→ **Available data**:

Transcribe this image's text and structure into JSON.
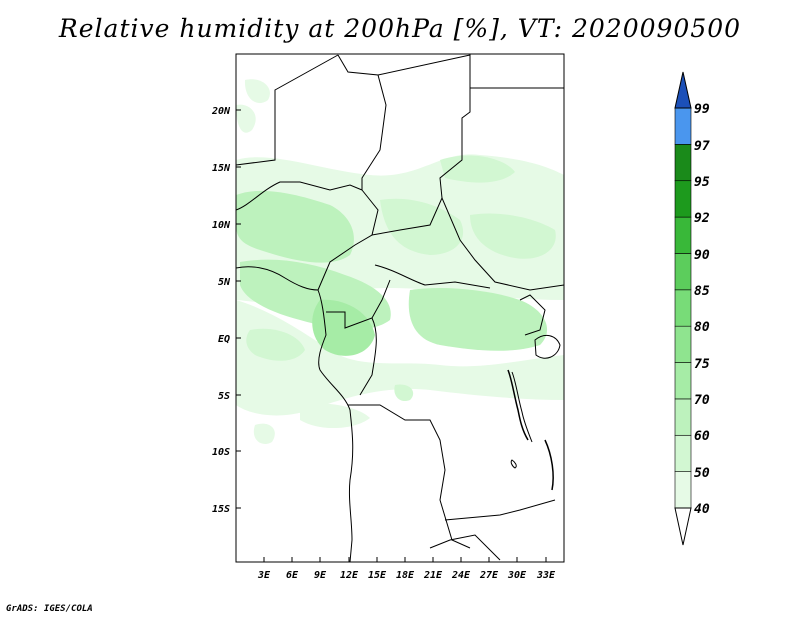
{
  "title": "Relative humidity at 200hPa [%], VT: 2020090500",
  "credit": "GrADS: IGES/COLA",
  "map": {
    "lat_labels": [
      "20N",
      "15N",
      "10N",
      "5N",
      "EQ",
      "5S",
      "10S",
      "15S"
    ],
    "lon_labels": [
      "3E",
      "6E",
      "9E",
      "12E",
      "15E",
      "18E",
      "21E",
      "24E",
      "27E",
      "30E",
      "33E"
    ],
    "lon_range": [
      0,
      35
    ],
    "lat_range": [
      -20,
      24
    ]
  },
  "colorbar": {
    "labels": [
      "40",
      "50",
      "60",
      "70",
      "75",
      "80",
      "85",
      "90",
      "92",
      "95",
      "97",
      "99"
    ],
    "colors": [
      "#e6fae6",
      "#d2f7d2",
      "#bdf2bd",
      "#a6eca6",
      "#8fe48f",
      "#78dc78",
      "#5ccd5c",
      "#39b839",
      "#1d9a1d",
      "#1a8a1a",
      "#4a96ee",
      "#2468d8",
      "#1c50b8"
    ]
  }
}
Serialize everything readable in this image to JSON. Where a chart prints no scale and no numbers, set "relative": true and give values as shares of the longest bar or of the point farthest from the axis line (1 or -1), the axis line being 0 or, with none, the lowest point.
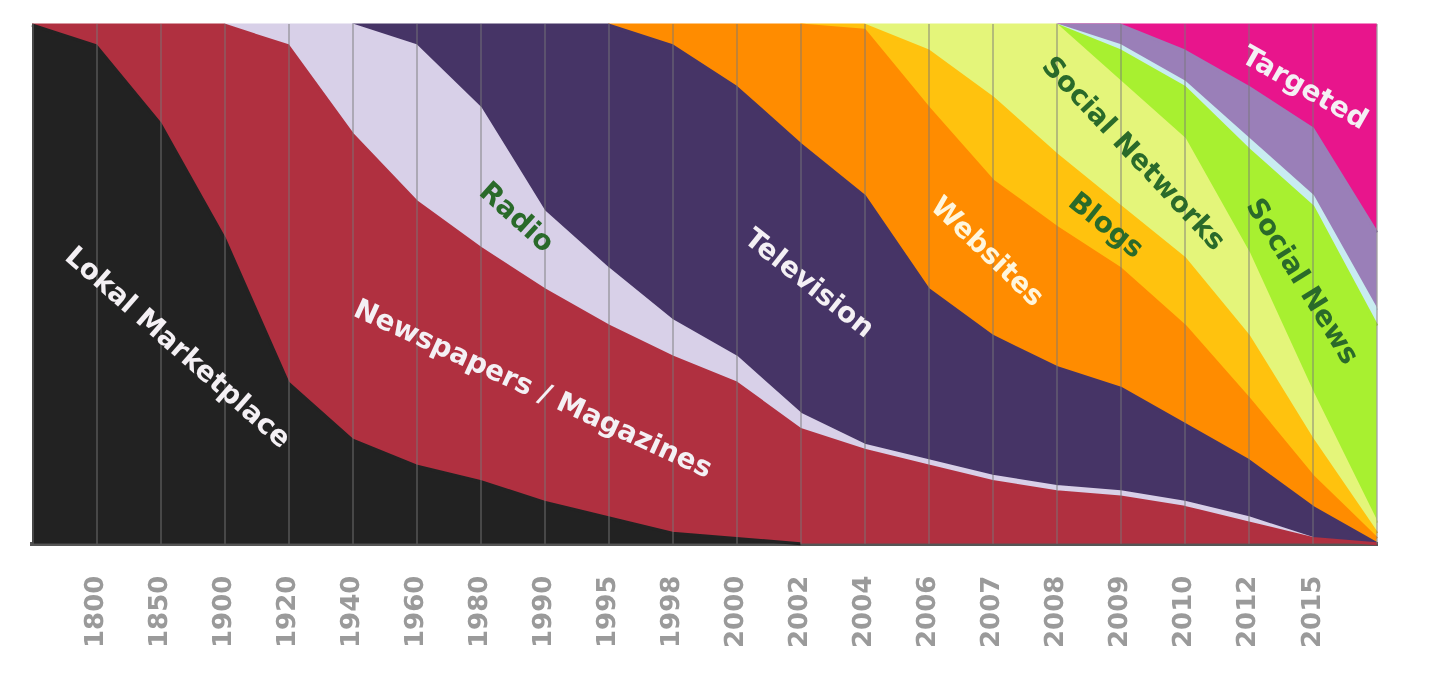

→ **Work instructions**: Repeat the records in full, exactly as they appear, without the pictures.

→ **The output**:
Transcribe this image's text and structure into JSON.
{
  "title": "Relative humidity at 200hPa [%], VT: 2020090500",
  "credit": "GrADS: IGES/COLA",
  "map": {
    "lat_labels": [
      "20N",
      "15N",
      "10N",
      "5N",
      "EQ",
      "5S",
      "10S",
      "15S"
    ],
    "lon_labels": [
      "3E",
      "6E",
      "9E",
      "12E",
      "15E",
      "18E",
      "21E",
      "24E",
      "27E",
      "30E",
      "33E"
    ],
    "lon_range": [
      0,
      35
    ],
    "lat_range": [
      -20,
      24
    ]
  },
  "colorbar": {
    "labels": [
      "40",
      "50",
      "60",
      "70",
      "75",
      "80",
      "85",
      "90",
      "92",
      "95",
      "97",
      "99"
    ],
    "colors": [
      "#e6fae6",
      "#d2f7d2",
      "#bdf2bd",
      "#a6eca6",
      "#8fe48f",
      "#78dc78",
      "#5ccd5c",
      "#39b839",
      "#1d9a1d",
      "#1a8a1a",
      "#4a96ee",
      "#2468d8",
      "#1c50b8"
    ]
  }
}
Serialize everything readable in this image to JSON. Where a chart prints no scale and no numbers, set "relative": true and give values as shares of the longest bar or of the point farthest from the axis line (1 or -1), the axis line being 0 or, with none, the lowest point.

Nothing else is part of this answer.